■ Written problem: Print, exactly and completely, every entry in the data.

[Figure record extracts]

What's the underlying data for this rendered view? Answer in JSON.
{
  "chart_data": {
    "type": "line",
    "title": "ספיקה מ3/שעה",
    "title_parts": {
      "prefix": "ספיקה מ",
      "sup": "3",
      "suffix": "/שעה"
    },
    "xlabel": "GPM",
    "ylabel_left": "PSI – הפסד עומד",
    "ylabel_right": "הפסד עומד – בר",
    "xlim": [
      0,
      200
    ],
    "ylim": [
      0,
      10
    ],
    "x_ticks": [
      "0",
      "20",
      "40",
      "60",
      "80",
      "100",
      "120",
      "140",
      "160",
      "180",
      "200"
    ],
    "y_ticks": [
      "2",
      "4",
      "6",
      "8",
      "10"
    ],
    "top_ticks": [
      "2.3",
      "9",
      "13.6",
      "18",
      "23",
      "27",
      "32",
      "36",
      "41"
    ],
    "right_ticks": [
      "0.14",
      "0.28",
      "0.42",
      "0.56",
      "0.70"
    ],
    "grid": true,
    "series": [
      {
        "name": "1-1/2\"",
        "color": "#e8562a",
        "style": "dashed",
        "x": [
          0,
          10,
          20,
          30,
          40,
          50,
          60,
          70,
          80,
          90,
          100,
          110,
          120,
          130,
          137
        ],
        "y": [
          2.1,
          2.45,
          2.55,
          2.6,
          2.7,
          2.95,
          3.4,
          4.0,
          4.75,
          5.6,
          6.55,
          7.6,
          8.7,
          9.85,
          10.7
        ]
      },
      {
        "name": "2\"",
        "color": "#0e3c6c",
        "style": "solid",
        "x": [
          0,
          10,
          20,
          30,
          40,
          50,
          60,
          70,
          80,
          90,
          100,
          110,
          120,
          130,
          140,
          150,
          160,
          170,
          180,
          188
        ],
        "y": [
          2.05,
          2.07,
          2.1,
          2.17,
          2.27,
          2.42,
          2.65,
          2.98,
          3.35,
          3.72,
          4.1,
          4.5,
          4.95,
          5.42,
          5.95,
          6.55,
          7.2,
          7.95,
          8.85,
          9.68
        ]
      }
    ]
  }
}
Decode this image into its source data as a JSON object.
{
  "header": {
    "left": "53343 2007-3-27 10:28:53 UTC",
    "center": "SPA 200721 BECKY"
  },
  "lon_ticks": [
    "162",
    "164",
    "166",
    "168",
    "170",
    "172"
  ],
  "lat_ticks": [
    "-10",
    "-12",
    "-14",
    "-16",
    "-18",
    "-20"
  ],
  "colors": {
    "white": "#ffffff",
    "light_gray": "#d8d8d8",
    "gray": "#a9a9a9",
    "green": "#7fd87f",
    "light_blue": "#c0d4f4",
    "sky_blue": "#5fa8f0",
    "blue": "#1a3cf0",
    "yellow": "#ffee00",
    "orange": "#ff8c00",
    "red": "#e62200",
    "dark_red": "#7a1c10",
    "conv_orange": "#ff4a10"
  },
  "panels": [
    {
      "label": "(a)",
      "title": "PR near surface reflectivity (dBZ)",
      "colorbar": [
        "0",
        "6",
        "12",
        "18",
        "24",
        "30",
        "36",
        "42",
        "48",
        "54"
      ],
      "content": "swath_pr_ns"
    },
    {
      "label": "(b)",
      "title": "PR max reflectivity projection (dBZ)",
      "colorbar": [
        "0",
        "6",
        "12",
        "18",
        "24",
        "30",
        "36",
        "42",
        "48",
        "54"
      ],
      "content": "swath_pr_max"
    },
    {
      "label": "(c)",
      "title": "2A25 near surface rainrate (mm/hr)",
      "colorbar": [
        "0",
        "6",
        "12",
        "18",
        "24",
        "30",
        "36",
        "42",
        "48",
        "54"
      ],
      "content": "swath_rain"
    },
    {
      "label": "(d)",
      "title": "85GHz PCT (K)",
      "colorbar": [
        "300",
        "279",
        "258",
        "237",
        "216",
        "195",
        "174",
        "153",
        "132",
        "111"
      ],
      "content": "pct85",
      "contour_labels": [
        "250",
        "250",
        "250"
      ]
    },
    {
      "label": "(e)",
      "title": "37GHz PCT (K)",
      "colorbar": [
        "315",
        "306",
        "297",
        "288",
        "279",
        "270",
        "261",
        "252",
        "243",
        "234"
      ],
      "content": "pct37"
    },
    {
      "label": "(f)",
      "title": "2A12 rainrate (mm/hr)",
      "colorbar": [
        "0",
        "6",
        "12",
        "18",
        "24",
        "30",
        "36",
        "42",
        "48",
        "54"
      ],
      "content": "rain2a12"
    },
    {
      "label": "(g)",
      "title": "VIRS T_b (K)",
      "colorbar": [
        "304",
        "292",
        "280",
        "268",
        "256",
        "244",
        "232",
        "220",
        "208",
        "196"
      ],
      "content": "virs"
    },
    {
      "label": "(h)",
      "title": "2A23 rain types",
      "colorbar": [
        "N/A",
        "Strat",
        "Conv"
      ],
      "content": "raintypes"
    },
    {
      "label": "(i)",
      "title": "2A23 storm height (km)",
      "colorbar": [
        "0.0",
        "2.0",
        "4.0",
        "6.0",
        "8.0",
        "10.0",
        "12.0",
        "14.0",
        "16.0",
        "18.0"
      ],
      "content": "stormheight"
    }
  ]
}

■ The solution:
What's the underlying data for this rendered view? Answer in JSON.
{
  "chart_data": {
    "type": "line",
    "title": "ספיקה מ3/שעה",
    "title_parts": {
      "prefix": "ספיקה מ",
      "sup": "3",
      "suffix": "/שעה"
    },
    "xlabel": "GPM",
    "ylabel_left": "PSI – הפסד עומד",
    "ylabel_right": "הפסד עומד – בר",
    "xlim": [
      0,
      200
    ],
    "ylim": [
      0,
      10
    ],
    "x_ticks": [
      "0",
      "20",
      "40",
      "60",
      "80",
      "100",
      "120",
      "140",
      "160",
      "180",
      "200"
    ],
    "y_ticks": [
      "2",
      "4",
      "6",
      "8",
      "10"
    ],
    "top_ticks": [
      "2.3",
      "9",
      "13.6",
      "18",
      "23",
      "27",
      "32",
      "36",
      "41"
    ],
    "right_ticks": [
      "0.14",
      "0.28",
      "0.42",
      "0.56",
      "0.70"
    ],
    "grid": true,
    "series": [
      {
        "name": "1-1/2\"",
        "color": "#e8562a",
        "style": "dashed",
        "x": [
          0,
          10,
          20,
          30,
          40,
          50,
          60,
          70,
          80,
          90,
          100,
          110,
          120,
          130,
          137
        ],
        "y": [
          2.1,
          2.45,
          2.55,
          2.6,
          2.7,
          2.95,
          3.4,
          4.0,
          4.75,
          5.6,
          6.55,
          7.6,
          8.7,
          9.85,
          10.7
        ]
      },
      {
        "name": "2\"",
        "color": "#0e3c6c",
        "style": "solid",
        "x": [
          0,
          10,
          20,
          30,
          40,
          50,
          60,
          70,
          80,
          90,
          100,
          110,
          120,
          130,
          140,
          150,
          160,
          170,
          180,
          188
        ],
        "y": [
          2.05,
          2.07,
          2.1,
          2.17,
          2.27,
          2.42,
          2.65,
          2.98,
          3.35,
          3.72,
          4.1,
          4.5,
          4.95,
          5.42,
          5.95,
          6.55,
          7.2,
          7.95,
          8.85,
          9.68
        ]
      }
    ]
  }
}
Decode this image into its source data as a JSON object.
{
  "header": {
    "left": "53343 2007-3-27 10:28:53 UTC",
    "center": "SPA 200721 BECKY"
  },
  "lon_ticks": [
    "162",
    "164",
    "166",
    "168",
    "170",
    "172"
  ],
  "lat_ticks": [
    "-10",
    "-12",
    "-14",
    "-16",
    "-18",
    "-20"
  ],
  "colors": {
    "white": "#ffffff",
    "light_gray": "#d8d8d8",
    "gray": "#a9a9a9",
    "green": "#7fd87f",
    "light_blue": "#c0d4f4",
    "sky_blue": "#5fa8f0",
    "blue": "#1a3cf0",
    "yellow": "#ffee00",
    "orange": "#ff8c00",
    "red": "#e62200",
    "dark_red": "#7a1c10",
    "conv_orange": "#ff4a10"
  },
  "panels": [
    {
      "label": "(a)",
      "title": "PR near surface reflectivity (dBZ)",
      "colorbar": [
        "0",
        "6",
        "12",
        "18",
        "24",
        "30",
        "36",
        "42",
        "48",
        "54"
      ],
      "content": "swath_pr_ns"
    },
    {
      "label": "(b)",
      "title": "PR max reflectivity projection (dBZ)",
      "colorbar": [
        "0",
        "6",
        "12",
        "18",
        "24",
        "30",
        "36",
        "42",
        "48",
        "54"
      ],
      "content": "swath_pr_max"
    },
    {
      "label": "(c)",
      "title": "2A25 near surface rainrate (mm/hr)",
      "colorbar": [
        "0",
        "6",
        "12",
        "18",
        "24",
        "30",
        "36",
        "42",
        "48",
        "54"
      ],
      "content": "swath_rain"
    },
    {
      "label": "(d)",
      "title": "85GHz PCT (K)",
      "colorbar": [
        "300",
        "279",
        "258",
        "237",
        "216",
        "195",
        "174",
        "153",
        "132",
        "111"
      ],
      "content": "pct85",
      "contour_labels": [
        "250",
        "250",
        "250"
      ]
    },
    {
      "label": "(e)",
      "title": "37GHz PCT (K)",
      "colorbar": [
        "315",
        "306",
        "297",
        "288",
        "279",
        "270",
        "261",
        "252",
        "243",
        "234"
      ],
      "content": "pct37"
    },
    {
      "label": "(f)",
      "title": "2A12 rainrate (mm/hr)",
      "colorbar": [
        "0",
        "6",
        "12",
        "18",
        "24",
        "30",
        "36",
        "42",
        "48",
        "54"
      ],
      "content": "rain2a12"
    },
    {
      "label": "(g)",
      "title": "VIRS T_b (K)",
      "colorbar": [
        "304",
        "292",
        "280",
        "268",
        "256",
        "244",
        "232",
        "220",
        "208",
        "196"
      ],
      "content": "virs"
    },
    {
      "label": "(h)",
      "title": "2A23 rain types",
      "colorbar": [
        "N/A",
        "Strat",
        "Conv"
      ],
      "content": "raintypes"
    },
    {
      "label": "(i)",
      "title": "2A23 storm height (km)",
      "colorbar": [
        "0.0",
        "2.0",
        "4.0",
        "6.0",
        "8.0",
        "10.0",
        "12.0",
        "14.0",
        "16.0",
        "18.0"
      ],
      "content": "stormheight"
    }
  ]
}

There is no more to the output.